◆ **TEXT SEGMENT**

James H. Herbert, II - Chairman and CEO: Erika, that point, though thank you for making and it is exactly the point. The current – the new loan locks although higher than last quarter are not yet above the total book.

Operator: Joe Morford, RBC Capital Markets.

Joe Morford - RBC Capital Markets: Just a follow-up, I guess, first on Erika's question. I mean, do you – on the deposit costs and all, do you plan to run other promotions this quarter and do you have other plans to secure additional longer term funding, additional advances things like that?

James H. Herbert, II - Chairman and CEO: Well, I wouldn't say that we ran the – I wouldn't call them promotions necessarily, Joe, we just adjust it. We got a little behind the curve. So the adjustments probably are in place for now and will stay there. The – we are – CD-wise, we are out advertising a little bit although we made pullback on that a little. But I think in terms of ongoing growth of the deposits, it feels pretty good right now.

Joe Morford - RBC Capital Markets: Then, also just a follow-up on the gain on sale margins. Can you just talk a bit more about the driver to the decline there? Relative to the first quarter, it just seems that the drop was much greater than we've seen at some of the other banks who have reported so far.

Katherine August-deWilde - President and COO: Well, the first quarter gain on sale margin was very, very high, unusually high, and considerably higher than our average over the many years we've been doing this. So we were not surprised to see the decline and it's a function of the demand and the price on the rate and the loans that we sold.

Operator: Steven Alexopoulos, JPMorgan.

◆ **INSTRUCTIONS**
1/ Answer these questions using the earnings call transcript:
(a) Which firm does Joe Morford represent?
(b) According to the President and COO, how did the first quarter gain on sale margin compare with the bank's average over the years?
(c) Whom does the Operator introduce at the end?
2/ List every person named in the earnings call transcript.
3/ Proceed with the earnings call transcript from its final line.

Saved entries:

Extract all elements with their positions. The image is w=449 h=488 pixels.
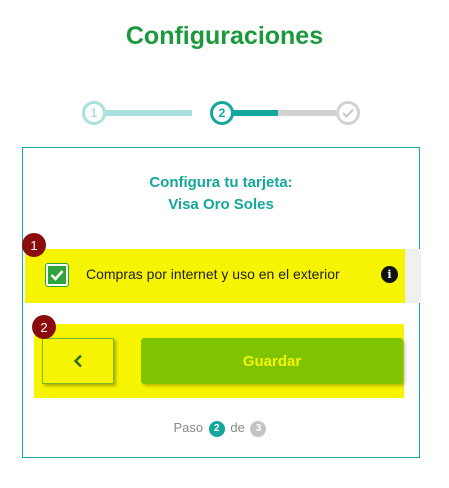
step-1-indicator: 1: [82, 101, 106, 125]
page-title: Configuraciones: [125, 22, 324, 50]
stepper-line-pending: [278, 110, 336, 116]
check-icon: [342, 108, 354, 118]
info-icon[interactable]: i: [381, 266, 398, 283]
progress-stepper: 1 2: [82, 99, 364, 127]
step-2-indicator: 2: [210, 101, 234, 125]
total-steps-badge: 3: [250, 420, 267, 437]
annotation-badge-2: 2: [32, 315, 56, 339]
actions-row: Guardar: [34, 324, 404, 398]
step-connector: de: [230, 420, 245, 435]
chevron-left-icon: [73, 354, 82, 368]
option-label: Compras por internet y uso en el exterio…: [86, 266, 340, 282]
back-button[interactable]: [42, 338, 114, 384]
internet-abroad-checkbox[interactable]: [45, 263, 69, 287]
annotation-badge-1: 1: [22, 233, 46, 257]
current-step-badge: 2: [208, 420, 225, 437]
checkmark-icon: [50, 270, 64, 281]
internet-abroad-option[interactable]: Compras por internet y uso en el exterio…: [25, 249, 421, 303]
step-prefix: Paso: [173, 420, 204, 435]
step-3-indicator: [336, 101, 360, 125]
card-name: Visa Oro Soles: [168, 196, 274, 213]
configuration-card: Configura tu tarjeta: Visa Oro Soles Com…: [22, 147, 421, 458]
step-counter: Paso 2 de 3: [23, 420, 419, 437]
card-subtitle: Configura tu tarjeta:: [149, 174, 293, 191]
stepper-line-completed: [106, 110, 192, 116]
save-button[interactable]: Guardar: [141, 338, 403, 384]
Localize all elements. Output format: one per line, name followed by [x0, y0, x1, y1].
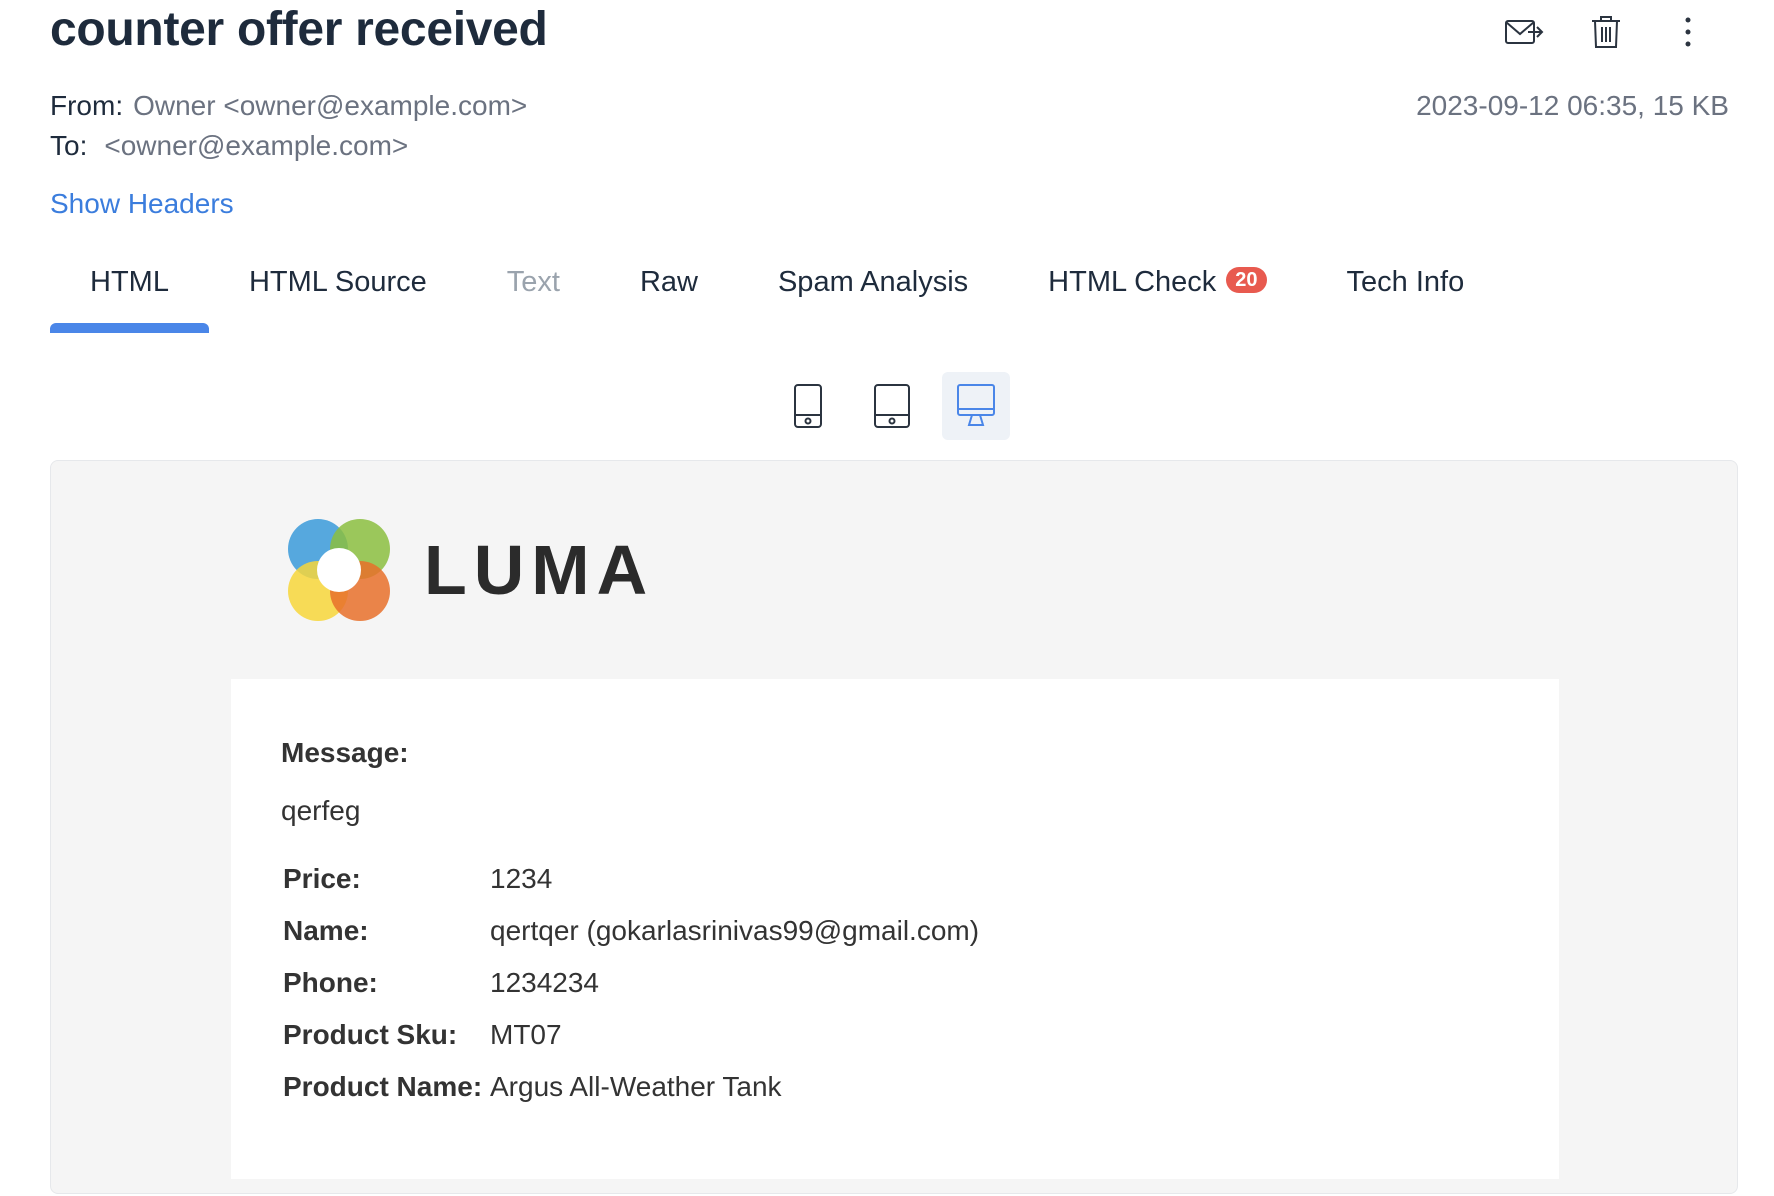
message-label: Message: [281, 737, 409, 768]
tab-html[interactable]: HTML [50, 255, 209, 333]
phone-label: Phone: [283, 967, 378, 998]
mobile-view-button[interactable] [774, 372, 842, 440]
sku-label: Product Sku: [283, 1019, 458, 1050]
device-switcher [774, 372, 1010, 440]
mobile-icon [794, 384, 822, 428]
from-label: From: [50, 90, 124, 121]
product-name-value: Argus All-Weather Tank [490, 1071, 782, 1102]
phone-value: 1234234 [490, 967, 600, 998]
product-name-label: Product Name: [283, 1071, 483, 1102]
sku-value: MT07 [490, 1019, 562, 1050]
more-vertical-icon [1685, 17, 1691, 47]
message-text: qerfeg [281, 795, 361, 826]
delete-button[interactable] [1584, 10, 1628, 54]
table-row: Name: qertqer (gokarlasrinivas99@gmail.c… [281, 905, 979, 957]
details-table: Price: 1234 Name: qertqer (gokarlasriniv… [281, 853, 979, 1113]
luma-logo-icon [288, 519, 390, 621]
table-row: Price: 1234 [281, 853, 979, 905]
table-row: Product Name: Argus All-Weather Tank [281, 1061, 979, 1113]
email-actions [1502, 10, 1710, 54]
tab-spam-analysis[interactable]: Spam Analysis [738, 255, 1008, 333]
to-value: <owner@example.com> [104, 130, 409, 161]
date-size: 2023-09-12 06:35, 15 KB [1416, 90, 1729, 121]
message-card: Message: qerfeg Price: 1234 Name: qertqe… [231, 679, 1559, 1179]
tab-html-source[interactable]: HTML Source [209, 255, 467, 333]
trash-icon [1592, 16, 1620, 48]
forward-button[interactable] [1502, 10, 1546, 54]
table-row: Phone: 1234234 [281, 957, 979, 1009]
tab-tech-info[interactable]: Tech Info [1307, 255, 1505, 333]
table-row: Product Sku: MT07 [281, 1009, 979, 1061]
view-tabs: HTML HTML Source Text Raw Spam Analysis … [50, 255, 1504, 333]
name-label: Name: [283, 915, 369, 946]
show-headers-link[interactable]: Show Headers [50, 184, 234, 224]
luma-logo: LUMA [284, 515, 654, 625]
tab-raw[interactable]: Raw [600, 255, 738, 333]
tablet-view-button[interactable] [858, 372, 926, 440]
more-options-button[interactable] [1666, 10, 1710, 54]
price-label: Price: [283, 863, 361, 894]
desktop-icon [957, 384, 995, 426]
price-value: 1234 [490, 863, 553, 894]
tab-html-check[interactable]: HTML Check 20 [1008, 255, 1306, 333]
to-label: To: [50, 130, 88, 161]
email-subject: counter offer received [50, 3, 548, 56]
from-value: Owner <owner@example.com> [133, 90, 528, 121]
html-check-badge: 20 [1226, 267, 1267, 293]
logo-text: LUMA [424, 531, 655, 609]
tab-text[interactable]: Text [467, 255, 600, 333]
name-value: qertqer (gokarlasrinivas99@gmail.com) [490, 915, 980, 946]
to-row: To: <owner@example.com> [50, 126, 527, 166]
desktop-view-button[interactable] [942, 372, 1010, 440]
forward-mail-icon [1505, 20, 1544, 44]
tablet-icon [874, 384, 910, 428]
email-preview: LUMA Message: qerfeg Price: 1234 Name: q… [50, 460, 1738, 1194]
email-meta: From: Owner <owner@example.com> To: <own… [50, 86, 527, 166]
from-row: From: Owner <owner@example.com> [50, 86, 527, 126]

◆ **TASK-BY-TASK OUTPUTS**
1/
(a) RBC Capital Markets.
(b) It was unusually high and considerably higher than the bank's average over the many years it has been doing this.
(c) Steven Alexopoulos of JPMorgan.

2/
James H. Herbert, II
Erika
Joe Morford
Katherine August-deWilde
Steven Alexopoulos

3/
Steven Alexopoulos - JPMorgan: I want to start, Jim, in the past you talked about an incremental NIM on new business at around 3%. With the curve steepening, what is this new level move to roughly?

James H. Herbert, II - Chairman and CEO: Well, it's a little higher than that Steve. How much of higher, I would be a little hesitant to say and one of the reasons is that the mix of multifamily commercial and business banking has kind of altered the way we think about that slightly. The percentage of those, the growth in those loan books to our total was higher this quarter as you notice than normal. At the single-family level, I would say that that incremental margin is probably up 10 basis points maybe, maybe 15 basis points, and that's a guess. I don't know the number actually, but that's the magnitude of direction.

Steven Alexopoulos - JPMorgan: Jim, if you look at the ARMs that were held in portfolio, roughly how much higher are they going into the portfolio today?

Katherine August-deWilde - President and COO: About 25% to 40 basis points.

James H. Herbert, II - Chairman and CEO: Now you said ARMs, we answered hybrid, I think.

Katherine August-deWilde - President and COO: We answered hybrid ARMs. That's correct, five and seven years.

Steven Alexopoulos - JPMorgan: Obviously a lot of focus on the deposits. Just two questions. So, this quarter you did make some adjustments to rate, told the buyer the costs were up 3 basis points. Is there a carry through into next quarter from that repricing and maybe could you help us think about how much and then looking forward, do you think you need to keep bumping up deposit rates to continue that growth coming in or are they now at a level where you could continue to drive the growth with the refocusing you've done?

James H. Herbert, II - Chairman and CEO: I think the answer to that is – the first – and the answer to the first part is, we've bumped the rates about mid quarter, so you ought to figure that and we had about a quarter of a quarter on the average, (worse) of the bump. Then number two, it looks like the rates right now are fine.

Steven Alexopoulos - JPMorgan: Just one final one. Just given the steepening of the curve we have seen, have you seen a shift towards more ARM and they are variable rate product (30) or fixed or in the (mid force)?

Katherine August-deWilde - President and COO: Absolutely Steve, we have seen that both in our single-family and our income property loans are coming in for five years versus seven year ARMs, because people are going for the lower rate.

Operator: Matthew Clark, Credit Suisse.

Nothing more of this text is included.